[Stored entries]
╭──

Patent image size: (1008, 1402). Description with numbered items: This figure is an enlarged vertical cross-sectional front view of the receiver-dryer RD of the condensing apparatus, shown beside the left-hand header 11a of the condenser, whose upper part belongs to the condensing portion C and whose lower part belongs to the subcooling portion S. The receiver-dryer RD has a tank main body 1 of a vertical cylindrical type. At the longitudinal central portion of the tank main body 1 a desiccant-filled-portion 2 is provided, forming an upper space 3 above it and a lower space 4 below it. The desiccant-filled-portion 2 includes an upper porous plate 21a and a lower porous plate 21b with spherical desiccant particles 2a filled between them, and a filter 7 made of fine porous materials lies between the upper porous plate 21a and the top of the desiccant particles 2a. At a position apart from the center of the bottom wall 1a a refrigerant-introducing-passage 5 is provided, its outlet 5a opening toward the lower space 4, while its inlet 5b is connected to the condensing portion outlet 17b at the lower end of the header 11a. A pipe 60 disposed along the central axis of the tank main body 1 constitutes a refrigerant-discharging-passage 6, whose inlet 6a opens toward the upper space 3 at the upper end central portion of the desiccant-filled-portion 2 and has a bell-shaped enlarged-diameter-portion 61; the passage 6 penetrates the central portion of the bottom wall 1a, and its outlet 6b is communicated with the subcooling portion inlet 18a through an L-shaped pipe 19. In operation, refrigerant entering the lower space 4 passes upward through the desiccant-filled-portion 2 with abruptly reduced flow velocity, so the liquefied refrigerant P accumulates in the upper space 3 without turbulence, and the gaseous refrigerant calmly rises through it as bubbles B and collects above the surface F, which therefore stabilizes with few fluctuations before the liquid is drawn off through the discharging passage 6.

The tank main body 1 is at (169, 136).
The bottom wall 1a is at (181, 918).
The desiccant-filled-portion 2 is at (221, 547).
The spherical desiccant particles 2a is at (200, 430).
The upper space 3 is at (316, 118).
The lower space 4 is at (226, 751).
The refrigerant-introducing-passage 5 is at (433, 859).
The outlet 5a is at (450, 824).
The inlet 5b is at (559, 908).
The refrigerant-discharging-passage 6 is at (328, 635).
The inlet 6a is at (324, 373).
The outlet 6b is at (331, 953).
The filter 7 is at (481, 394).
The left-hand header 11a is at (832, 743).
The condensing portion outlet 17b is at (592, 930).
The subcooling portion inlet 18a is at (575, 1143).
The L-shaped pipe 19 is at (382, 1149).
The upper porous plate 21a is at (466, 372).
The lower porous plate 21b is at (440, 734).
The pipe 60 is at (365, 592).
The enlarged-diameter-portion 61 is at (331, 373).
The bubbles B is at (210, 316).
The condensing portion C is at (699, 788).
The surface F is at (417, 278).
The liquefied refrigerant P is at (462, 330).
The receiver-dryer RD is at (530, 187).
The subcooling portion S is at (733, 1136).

╰──

- _What you have to do_: Count the lines of the records above that contain the string "introducing", and give only the number.

- _Written solution_: 2